======== DATA TO PROCESS

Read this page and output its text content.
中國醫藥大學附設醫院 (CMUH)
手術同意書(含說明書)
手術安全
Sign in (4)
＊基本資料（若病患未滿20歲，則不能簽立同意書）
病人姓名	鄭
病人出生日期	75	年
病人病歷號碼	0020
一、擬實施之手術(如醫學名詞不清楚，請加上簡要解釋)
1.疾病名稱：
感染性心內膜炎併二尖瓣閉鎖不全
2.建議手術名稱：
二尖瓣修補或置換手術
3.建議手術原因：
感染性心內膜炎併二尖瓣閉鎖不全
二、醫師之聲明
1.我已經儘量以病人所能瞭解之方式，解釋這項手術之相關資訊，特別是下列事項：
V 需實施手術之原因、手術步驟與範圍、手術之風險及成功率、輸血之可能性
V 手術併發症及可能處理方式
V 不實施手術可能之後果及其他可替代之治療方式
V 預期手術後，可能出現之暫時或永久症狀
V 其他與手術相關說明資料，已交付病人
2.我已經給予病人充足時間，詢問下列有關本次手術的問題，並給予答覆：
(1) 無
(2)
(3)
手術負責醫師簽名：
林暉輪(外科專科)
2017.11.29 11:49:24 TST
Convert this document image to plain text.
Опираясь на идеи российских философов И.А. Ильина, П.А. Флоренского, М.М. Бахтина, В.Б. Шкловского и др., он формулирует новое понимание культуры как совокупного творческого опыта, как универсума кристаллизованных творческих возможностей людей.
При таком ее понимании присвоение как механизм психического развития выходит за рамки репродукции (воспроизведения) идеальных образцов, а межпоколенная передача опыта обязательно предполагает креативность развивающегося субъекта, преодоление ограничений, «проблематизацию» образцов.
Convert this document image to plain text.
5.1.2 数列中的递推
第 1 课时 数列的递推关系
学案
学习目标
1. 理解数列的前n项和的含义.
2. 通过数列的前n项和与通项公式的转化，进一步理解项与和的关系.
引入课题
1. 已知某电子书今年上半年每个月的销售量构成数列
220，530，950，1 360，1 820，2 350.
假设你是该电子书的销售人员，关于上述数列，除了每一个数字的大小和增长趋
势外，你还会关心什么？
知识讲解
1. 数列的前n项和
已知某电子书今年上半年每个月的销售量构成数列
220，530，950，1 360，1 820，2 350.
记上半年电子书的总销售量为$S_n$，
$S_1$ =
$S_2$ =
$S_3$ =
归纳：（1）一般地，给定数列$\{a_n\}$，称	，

================

TASK PROMPT. Recopy the entries above in their entirety, exactly.

REPLY TO THE EXERCISE.
Read this page and output its text content.
中國醫藥大學附設醫院 (CMUH)
手術同意書(含說明書)
手術安全
Sign in (4)
＊基本資料（若病患未滿20歲，則不能簽立同意書）
病人姓名	鄭
病人出生日期	75	年
病人病歷號碼	0020
一、擬實施之手術(如醫學名詞不清楚，請加上簡要解釋)
1.疾病名稱：
感染性心內膜炎併二尖瓣閉鎖不全
2.建議手術名稱：
二尖瓣修補或置換手術
3.建議手術原因：
感染性心內膜炎併二尖瓣閉鎖不全
二、醫師之聲明
1.我已經儘量以病人所能瞭解之方式，解釋這項手術之相關資訊，特別是下列事項：
V 需實施手術之原因、手術步驟與範圍、手術之風險及成功率、輸血之可能性
V 手術併發症及可能處理方式
V 不實施手術可能之後果及其他可替代之治療方式
V 預期手術後，可能出現之暫時或永久症狀
V 其他與手術相關說明資料，已交付病人
2.我已經給予病人充足時間，詢問下列有關本次手術的問題，並給予答覆：
(1) 無
(2)
(3)
手術負責醫師簽名：
林暉輪(外科專科)
2017.11.29 11:49:24 TST
Convert this document image to plain text.
Опираясь на идеи российских философов И.А. Ильина, П.А. Флоренского, М.М. Бахтина, В.Б. Шкловского и др., он формулирует новое понимание культуры как совокупного творческого опыта, как универсума кристаллизованных творческих возможностей людей.
При таком ее понимании присвоение как механизм психического развития выходит за рамки репродукции (воспроизведения) идеальных образцов, а межпоколенная передача опыта обязательно предполагает креативность развивающегося субъекта, преодоление ограничений, «проблематизацию» образцов.
Convert this document image to plain text.
5.1.2 数列中的递推
第 1 课时 数列的递推关系
学案
学习目标
1. 理解数列的前n项和的含义.
2. 通过数列的前n项和与通项公式的转化，进一步理解项与和的关系.
引入课题
1. 已知某电子书今年上半年每个月的销售量构成数列
220，530，950，1 360，1 820，2 350.
假设你是该电子书的销售人员，关于上述数列，除了每一个数字的大小和增长趋
势外，你还会关心什么？
知识讲解
1. 数列的前n项和
已知某电子书今年上半年每个月的销售量构成数列
220，530，950，1 360，1 820，2 350.
记上半年电子书的总销售量为$S_n$，
$S_1$ =
$S_2$ =
$S_3$ =
归纳：（1）一般地，给定数列$\{a_n\}$，称	，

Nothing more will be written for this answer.